■ Layout records

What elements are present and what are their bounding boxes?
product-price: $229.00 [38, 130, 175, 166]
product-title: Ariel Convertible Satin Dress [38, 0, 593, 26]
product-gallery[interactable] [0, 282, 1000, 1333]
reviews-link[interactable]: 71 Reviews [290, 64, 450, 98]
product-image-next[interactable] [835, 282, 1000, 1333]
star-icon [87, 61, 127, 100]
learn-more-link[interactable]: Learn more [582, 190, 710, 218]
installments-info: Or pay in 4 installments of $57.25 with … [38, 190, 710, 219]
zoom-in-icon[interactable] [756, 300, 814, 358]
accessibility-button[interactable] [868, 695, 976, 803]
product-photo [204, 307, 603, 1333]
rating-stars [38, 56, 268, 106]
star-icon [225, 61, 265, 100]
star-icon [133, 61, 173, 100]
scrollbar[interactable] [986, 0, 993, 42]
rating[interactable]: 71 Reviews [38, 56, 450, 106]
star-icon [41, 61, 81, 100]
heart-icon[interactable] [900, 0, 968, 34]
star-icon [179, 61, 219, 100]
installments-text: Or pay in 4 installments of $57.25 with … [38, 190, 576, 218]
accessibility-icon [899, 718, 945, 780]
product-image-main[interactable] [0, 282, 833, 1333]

■ Brief
Please copy the items from the beginning through the line containing "zoom-in-icon[interactable] [756, 300, 814, 358]", swapping "Satin" for "Silk" and leaving everything else as it is.

■ In response
What elements are present and what are their bounding boxes?
product-price: $229.00 [38, 130, 175, 166]
product-title: Ariel Convertible Silk Dress [38, 0, 593, 26]
product-gallery[interactable] [0, 282, 1000, 1333]
reviews-link[interactable]: 71 Reviews [290, 64, 450, 98]
product-image-next[interactable] [835, 282, 1000, 1333]
star-icon [87, 61, 127, 100]
learn-more-link[interactable]: Learn more [582, 190, 710, 218]
installments-info: Or pay in 4 installments of $57.25 with … [38, 190, 710, 219]
zoom-in-icon[interactable] [756, 300, 814, 358]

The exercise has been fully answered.